Write out, precisely and in full, each line of the material.

Supplied data:

###

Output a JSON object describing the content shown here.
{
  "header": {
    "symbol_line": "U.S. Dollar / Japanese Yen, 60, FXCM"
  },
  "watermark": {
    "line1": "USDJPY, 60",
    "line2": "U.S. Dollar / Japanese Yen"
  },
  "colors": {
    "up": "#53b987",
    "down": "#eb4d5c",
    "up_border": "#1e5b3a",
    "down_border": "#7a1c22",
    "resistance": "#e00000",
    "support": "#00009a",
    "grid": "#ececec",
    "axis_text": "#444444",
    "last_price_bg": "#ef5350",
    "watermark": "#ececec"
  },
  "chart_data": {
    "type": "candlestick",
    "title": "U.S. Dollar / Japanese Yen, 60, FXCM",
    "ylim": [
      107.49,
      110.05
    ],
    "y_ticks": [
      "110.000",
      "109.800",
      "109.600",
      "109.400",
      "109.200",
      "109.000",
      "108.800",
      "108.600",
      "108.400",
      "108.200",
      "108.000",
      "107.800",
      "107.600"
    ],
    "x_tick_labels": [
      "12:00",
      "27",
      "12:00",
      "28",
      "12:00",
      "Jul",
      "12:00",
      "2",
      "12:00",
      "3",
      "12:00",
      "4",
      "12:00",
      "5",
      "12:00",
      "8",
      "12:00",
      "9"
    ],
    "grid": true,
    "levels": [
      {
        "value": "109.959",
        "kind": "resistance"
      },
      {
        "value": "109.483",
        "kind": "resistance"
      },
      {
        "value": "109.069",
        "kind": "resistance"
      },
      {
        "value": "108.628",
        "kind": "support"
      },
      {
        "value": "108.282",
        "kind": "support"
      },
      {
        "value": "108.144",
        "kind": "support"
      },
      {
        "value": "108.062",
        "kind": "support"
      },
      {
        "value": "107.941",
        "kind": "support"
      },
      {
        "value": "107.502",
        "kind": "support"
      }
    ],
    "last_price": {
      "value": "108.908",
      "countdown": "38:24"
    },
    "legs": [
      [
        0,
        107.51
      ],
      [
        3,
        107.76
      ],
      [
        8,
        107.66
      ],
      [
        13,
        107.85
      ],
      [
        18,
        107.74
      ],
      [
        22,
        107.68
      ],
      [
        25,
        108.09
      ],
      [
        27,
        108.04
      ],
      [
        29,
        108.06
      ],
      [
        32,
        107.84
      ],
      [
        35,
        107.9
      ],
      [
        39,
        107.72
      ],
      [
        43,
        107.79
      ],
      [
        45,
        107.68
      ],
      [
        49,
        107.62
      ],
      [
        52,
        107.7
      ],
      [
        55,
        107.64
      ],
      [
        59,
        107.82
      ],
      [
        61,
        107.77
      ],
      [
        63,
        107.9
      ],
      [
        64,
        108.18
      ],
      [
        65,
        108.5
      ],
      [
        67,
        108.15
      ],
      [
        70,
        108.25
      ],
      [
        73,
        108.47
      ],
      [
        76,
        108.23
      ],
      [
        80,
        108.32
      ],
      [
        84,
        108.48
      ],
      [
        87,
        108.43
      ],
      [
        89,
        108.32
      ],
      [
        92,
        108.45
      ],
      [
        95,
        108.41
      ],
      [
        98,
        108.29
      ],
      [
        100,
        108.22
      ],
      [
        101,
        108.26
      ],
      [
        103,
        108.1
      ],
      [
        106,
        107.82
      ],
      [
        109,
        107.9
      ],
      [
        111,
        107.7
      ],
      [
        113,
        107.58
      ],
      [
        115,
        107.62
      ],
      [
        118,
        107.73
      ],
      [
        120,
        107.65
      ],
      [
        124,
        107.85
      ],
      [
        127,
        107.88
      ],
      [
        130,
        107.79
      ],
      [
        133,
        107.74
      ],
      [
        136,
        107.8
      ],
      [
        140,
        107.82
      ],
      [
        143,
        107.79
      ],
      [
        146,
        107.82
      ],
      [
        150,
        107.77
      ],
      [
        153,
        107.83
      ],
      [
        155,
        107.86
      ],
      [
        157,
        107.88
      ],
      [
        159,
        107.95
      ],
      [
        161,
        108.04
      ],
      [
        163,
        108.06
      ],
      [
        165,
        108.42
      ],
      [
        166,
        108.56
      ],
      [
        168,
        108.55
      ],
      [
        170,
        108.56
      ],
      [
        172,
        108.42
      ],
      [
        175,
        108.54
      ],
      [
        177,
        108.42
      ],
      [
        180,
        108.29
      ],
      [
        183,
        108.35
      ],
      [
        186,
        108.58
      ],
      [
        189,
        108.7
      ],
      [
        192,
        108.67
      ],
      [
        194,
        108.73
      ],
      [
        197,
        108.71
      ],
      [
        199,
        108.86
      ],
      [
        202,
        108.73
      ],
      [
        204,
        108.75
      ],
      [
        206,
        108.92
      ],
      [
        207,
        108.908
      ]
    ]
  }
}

###

The output:
Output a JSON object describing the content shown here.
{
  "header": {
    "symbol_line": "U.S. Dollar / Japanese Yen, 60, FXCM"
  },
  "watermark": {
    "line1": "USDJPY, 60",
    "line2": "U.S. Dollar / Japanese Yen"
  },
  "colors": {
    "up": "#53b987",
    "down": "#eb4d5c",
    "up_border": "#1e5b3a",
    "down_border": "#7a1c22",
    "resistance": "#e00000",
    "support": "#00009a",
    "grid": "#ececec",
    "axis_text": "#444444",
    "last_price_bg": "#ef5350",
    "watermark": "#ececec"
  },
  "chart_data": {
    "type": "candlestick",
    "title": "U.S. Dollar / Japanese Yen, 60, FXCM",
    "ylim": [
      107.49,
      110.05
    ],
    "y_ticks": [
      "110.000",
      "109.800",
      "109.600",
      "109.400",
      "109.200",
      "109.000",
      "108.800",
      "108.600",
      "108.400",
      "108.200",
      "108.000",
      "107.800",
      "107.600"
    ],
    "x_tick_labels": [
      "12:00",
      "27",
      "12:00",
      "28",
      "12:00",
      "Jul",
      "12:00",
      "2",
      "12:00",
      "3",
      "12:00",
      "4",
      "12:00",
      "5",
      "12:00",
      "8",
      "12:00",
      "9"
    ],
    "grid": true,
    "levels": [
      {
        "value": "109.959",
        "kind": "resistance"
      },
      {
        "value": "109.483",
        "kind": "resistance"
      },
      {
        "value": "109.069",
        "kind": "resistance"
      },
      {
        "value": "108.628",
        "kind": "support"
      },
      {
        "value": "108.282",
        "kind": "support"
      },
      {
        "value": "108.144",
        "kind": "support"
      },
      {
        "value": "108.062",
        "kind": "support"
      },
      {
        "value": "107.941",
        "kind": "support"
      },
      {
        "value": "107.502",
        "kind": "support"
      }
    ],
    "last_price": {
      "value": "108.908",
      "countdown": "38:24"
    },
    "legs": [
      [
        0,
        107.51
      ],
      [
        3,
        107.76
      ],
      [
        8,
        107.66
      ],
      [
        13,
        107.85
      ],
      [
        18,
        107.74
      ],
      [
        22,
        107.68
      ],
      [
        25,
        108.09
      ],
      [
        27,
        108.04
      ],
      [
        29,
        108.06
      ],
      [
        32,
        107.84
      ],
      [
        35,
        107.9
      ],
      [
        39,
        107.72
      ],
      [
        43,
        107.79
      ],
      [
        45,
        107.68
      ],
      [
        49,
        107.62
      ],
      [
        52,
        107.7
      ],
      [
        55,
        107.64
      ],
      [
        59,
        107.82
      ],
      [
        61,
        107.77
      ],
      [
        63,
        107.9
      ],
      [
        64,
        108.18
      ],
      [
        65,
        108.5
      ],
      [
        67,
        108.15
      ],
      [
        70,
        108.25
      ],
      [
        73,
        108.47
      ],
      [
        76,
        108.23
      ],
      [
        80,
        108.32
      ],
      [
        84,
        108.48
      ],
      [
        87,
        108.43
      ],
      [
        89,
        108.32
      ],
      [
        92,
        108.45
      ],
      [
        95,
        108.41
      ],
      [
        98,
        108.29
      ],
      [
        100,
        108.22
      ],
      [
        101,
        108.26
      ],
      [
        103,
        108.1
      ],
      [
        106,
        107.82
      ],
      [
        109,
        107.9
      ],
      [
        111,
        107.7
      ],
      [
        113,
        107.58
      ],
      [
        115,
        107.62
      ],
      [
        118,
        107.73
      ],
      [
        120,
        107.65
      ],
      [
        124,
        107.85
      ],
      [
        127,
        107.88
      ],
      [
        130,
        107.79
      ],
      [
        133,
        107.74
      ],
      [
        136,
        107.8
      ],
      [
        140,
        107.82
      ],
      [
        143,
        107.79
      ],
      [
        146,
        107.82
      ],
      [
        150,
        107.77
      ],
      [
        153,
        107.83
      ],
      [
        155,
        107.86
      ],
      [
        157,
        107.88
      ],
      [
        159,
        107.95
      ],
      [
        161,
        108.04
      ],
      [
        163,
        108.06
      ],
      [
        165,
        108.42
      ],
      [
        166,
        108.56
      ],
      [
        168,
        108.55
      ],
      [
        170,
        108.56
      ],
      [
        172,
        108.42
      ],
      [
        175,
        108.54
      ],
      [
        177,
        108.42
      ],
      [
        180,
        108.29
      ],
      [
        183,
        108.35
      ],
      [
        186,
        108.58
      ],
      [
        189,
        108.7
      ],
      [
        192,
        108.67
      ],
      [
        194,
        108.73
      ],
      [
        197,
        108.71
      ],
      [
        199,
        108.86
      ],
      [
        202,
        108.73
      ],
      [
        204,
        108.75
      ],
      [
        206,
        108.92
      ],
      [
        207,
        108.908
      ]
    ]
  }
}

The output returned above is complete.